─── Material for the task ───

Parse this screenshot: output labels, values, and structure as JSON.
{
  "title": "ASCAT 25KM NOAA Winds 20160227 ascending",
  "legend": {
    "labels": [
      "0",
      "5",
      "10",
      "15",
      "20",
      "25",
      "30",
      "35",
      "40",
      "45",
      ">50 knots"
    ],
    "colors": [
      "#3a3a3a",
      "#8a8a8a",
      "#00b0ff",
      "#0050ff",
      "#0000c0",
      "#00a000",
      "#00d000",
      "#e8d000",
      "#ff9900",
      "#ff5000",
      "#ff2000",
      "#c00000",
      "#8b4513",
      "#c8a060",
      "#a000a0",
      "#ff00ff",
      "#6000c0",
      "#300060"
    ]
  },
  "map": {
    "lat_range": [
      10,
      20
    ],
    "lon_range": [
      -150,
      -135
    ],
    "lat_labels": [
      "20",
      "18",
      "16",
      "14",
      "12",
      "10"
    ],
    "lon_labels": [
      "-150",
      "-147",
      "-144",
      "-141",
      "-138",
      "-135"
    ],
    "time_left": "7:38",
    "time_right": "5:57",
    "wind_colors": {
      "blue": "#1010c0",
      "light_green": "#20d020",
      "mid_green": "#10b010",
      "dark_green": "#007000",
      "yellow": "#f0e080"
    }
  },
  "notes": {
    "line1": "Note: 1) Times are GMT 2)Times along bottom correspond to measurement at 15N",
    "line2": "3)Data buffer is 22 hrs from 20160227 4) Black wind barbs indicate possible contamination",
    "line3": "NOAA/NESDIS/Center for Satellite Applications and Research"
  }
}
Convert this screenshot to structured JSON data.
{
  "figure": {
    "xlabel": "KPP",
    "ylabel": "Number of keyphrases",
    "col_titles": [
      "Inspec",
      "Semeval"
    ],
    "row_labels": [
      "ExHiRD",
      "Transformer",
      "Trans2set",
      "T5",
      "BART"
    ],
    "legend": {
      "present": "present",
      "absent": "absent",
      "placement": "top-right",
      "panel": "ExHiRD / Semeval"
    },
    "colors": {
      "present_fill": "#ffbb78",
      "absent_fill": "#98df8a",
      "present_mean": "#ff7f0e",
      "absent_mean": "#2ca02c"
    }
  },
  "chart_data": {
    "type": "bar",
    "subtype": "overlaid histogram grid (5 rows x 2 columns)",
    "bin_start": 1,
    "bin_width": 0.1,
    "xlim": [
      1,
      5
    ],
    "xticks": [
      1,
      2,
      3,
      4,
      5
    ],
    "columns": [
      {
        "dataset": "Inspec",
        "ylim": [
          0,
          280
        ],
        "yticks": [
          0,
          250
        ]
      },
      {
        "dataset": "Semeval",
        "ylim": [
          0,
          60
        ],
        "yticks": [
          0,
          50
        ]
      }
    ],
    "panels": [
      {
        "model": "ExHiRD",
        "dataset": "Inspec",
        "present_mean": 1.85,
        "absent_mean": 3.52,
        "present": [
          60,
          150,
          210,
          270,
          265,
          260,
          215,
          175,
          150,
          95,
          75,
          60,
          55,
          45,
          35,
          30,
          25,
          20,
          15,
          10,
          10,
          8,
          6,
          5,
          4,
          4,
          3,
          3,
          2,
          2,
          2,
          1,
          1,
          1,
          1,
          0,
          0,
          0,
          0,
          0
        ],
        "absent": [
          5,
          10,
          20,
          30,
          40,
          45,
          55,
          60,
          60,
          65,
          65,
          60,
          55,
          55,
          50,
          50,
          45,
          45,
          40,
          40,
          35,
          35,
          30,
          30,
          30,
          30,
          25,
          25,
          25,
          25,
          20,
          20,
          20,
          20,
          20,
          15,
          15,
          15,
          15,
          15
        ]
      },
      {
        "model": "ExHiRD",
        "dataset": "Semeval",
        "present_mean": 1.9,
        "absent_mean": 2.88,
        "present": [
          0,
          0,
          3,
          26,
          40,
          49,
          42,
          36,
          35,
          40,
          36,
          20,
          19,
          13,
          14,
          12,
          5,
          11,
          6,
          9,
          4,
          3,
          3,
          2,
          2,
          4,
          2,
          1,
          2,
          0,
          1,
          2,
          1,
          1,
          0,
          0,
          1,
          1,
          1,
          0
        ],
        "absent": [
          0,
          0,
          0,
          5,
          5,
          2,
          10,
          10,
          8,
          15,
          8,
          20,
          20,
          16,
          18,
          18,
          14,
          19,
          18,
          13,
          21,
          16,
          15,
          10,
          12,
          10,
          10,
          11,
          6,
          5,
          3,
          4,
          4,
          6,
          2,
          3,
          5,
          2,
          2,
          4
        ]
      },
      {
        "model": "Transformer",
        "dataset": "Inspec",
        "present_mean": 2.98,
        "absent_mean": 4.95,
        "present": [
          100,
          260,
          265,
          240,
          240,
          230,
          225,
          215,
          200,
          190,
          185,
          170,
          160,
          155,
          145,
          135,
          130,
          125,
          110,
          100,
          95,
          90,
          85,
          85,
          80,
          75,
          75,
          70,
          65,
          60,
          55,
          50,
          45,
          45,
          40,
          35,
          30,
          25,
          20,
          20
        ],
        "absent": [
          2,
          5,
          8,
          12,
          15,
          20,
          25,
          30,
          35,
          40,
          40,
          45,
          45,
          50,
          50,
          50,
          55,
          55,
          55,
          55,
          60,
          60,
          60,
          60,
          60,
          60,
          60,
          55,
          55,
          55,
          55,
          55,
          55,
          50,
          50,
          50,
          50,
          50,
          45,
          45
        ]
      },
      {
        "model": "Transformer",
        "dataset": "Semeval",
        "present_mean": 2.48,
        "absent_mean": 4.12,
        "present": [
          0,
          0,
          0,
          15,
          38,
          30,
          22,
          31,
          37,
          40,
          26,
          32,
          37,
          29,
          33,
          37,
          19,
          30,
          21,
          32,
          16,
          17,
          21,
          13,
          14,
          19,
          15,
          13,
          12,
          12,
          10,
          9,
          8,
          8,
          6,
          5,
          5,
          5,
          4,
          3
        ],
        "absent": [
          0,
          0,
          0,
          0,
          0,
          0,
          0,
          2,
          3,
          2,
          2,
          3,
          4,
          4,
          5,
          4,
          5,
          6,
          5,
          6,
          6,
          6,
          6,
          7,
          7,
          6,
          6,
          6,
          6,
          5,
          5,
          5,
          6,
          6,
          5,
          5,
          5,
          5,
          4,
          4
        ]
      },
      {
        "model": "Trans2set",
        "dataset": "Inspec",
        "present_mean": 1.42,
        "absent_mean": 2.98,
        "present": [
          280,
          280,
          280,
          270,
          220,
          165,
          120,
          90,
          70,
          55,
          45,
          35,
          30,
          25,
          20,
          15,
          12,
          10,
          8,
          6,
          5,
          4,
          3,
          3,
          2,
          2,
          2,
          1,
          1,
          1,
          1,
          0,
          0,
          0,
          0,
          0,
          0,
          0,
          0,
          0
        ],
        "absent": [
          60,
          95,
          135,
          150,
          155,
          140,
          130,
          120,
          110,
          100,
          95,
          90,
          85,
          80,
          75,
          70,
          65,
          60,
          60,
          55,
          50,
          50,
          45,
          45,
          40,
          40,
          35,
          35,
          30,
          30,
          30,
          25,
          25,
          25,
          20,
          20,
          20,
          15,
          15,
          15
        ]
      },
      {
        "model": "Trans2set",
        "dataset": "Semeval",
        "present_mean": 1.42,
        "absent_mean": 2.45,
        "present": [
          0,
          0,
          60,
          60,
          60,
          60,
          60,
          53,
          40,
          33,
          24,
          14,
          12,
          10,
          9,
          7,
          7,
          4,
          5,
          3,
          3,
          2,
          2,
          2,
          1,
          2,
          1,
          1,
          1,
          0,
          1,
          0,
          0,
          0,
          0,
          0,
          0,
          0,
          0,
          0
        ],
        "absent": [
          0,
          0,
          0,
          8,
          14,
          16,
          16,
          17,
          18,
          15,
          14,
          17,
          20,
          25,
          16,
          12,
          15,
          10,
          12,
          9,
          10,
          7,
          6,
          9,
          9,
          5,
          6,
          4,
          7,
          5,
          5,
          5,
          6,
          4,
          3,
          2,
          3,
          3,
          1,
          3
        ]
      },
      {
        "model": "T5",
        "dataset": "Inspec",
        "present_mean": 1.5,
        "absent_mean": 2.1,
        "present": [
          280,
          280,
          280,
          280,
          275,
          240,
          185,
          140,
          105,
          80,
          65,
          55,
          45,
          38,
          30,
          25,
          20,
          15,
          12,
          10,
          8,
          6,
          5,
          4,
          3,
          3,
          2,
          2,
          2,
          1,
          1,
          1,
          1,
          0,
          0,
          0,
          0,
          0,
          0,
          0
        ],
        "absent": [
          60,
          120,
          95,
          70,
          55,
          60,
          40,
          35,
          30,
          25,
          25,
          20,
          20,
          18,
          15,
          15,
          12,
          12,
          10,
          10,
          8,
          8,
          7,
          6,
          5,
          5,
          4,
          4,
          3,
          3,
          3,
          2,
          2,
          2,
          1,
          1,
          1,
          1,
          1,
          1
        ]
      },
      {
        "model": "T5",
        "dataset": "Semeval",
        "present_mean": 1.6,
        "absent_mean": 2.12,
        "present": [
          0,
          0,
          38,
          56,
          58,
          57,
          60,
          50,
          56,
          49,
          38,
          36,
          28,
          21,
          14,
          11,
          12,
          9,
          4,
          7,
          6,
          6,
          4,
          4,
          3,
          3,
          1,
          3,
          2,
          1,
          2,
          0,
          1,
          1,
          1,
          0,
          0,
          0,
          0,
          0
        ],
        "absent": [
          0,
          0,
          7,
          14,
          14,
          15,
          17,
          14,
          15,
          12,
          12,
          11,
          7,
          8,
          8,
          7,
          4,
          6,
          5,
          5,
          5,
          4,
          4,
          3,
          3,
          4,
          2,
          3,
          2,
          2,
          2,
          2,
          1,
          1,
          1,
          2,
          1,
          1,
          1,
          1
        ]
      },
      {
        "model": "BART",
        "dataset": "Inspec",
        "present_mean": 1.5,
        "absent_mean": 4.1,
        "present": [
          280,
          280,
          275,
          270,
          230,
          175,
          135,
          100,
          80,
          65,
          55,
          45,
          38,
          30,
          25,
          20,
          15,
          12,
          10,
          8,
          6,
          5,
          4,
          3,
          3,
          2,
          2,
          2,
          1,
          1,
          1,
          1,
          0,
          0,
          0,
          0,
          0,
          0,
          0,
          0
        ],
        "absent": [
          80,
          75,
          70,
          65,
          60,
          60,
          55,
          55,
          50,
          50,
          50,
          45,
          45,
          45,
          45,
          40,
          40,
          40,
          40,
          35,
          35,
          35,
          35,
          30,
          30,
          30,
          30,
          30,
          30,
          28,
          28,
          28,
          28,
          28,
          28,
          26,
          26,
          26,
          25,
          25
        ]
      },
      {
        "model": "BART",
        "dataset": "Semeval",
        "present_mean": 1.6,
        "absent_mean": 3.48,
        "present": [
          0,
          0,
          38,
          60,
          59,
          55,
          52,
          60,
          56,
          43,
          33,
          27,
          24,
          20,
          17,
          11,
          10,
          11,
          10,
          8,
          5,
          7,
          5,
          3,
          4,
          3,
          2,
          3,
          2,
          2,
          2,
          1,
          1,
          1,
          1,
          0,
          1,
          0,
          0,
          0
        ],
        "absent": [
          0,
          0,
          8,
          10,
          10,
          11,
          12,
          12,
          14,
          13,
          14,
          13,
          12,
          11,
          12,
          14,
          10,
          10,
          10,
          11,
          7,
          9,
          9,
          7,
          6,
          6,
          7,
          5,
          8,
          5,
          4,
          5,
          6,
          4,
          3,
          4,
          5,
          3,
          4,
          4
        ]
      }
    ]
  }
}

───

**Your objective**
Return solely the number of lines in the data that include the word "columns".

**Full solution**
2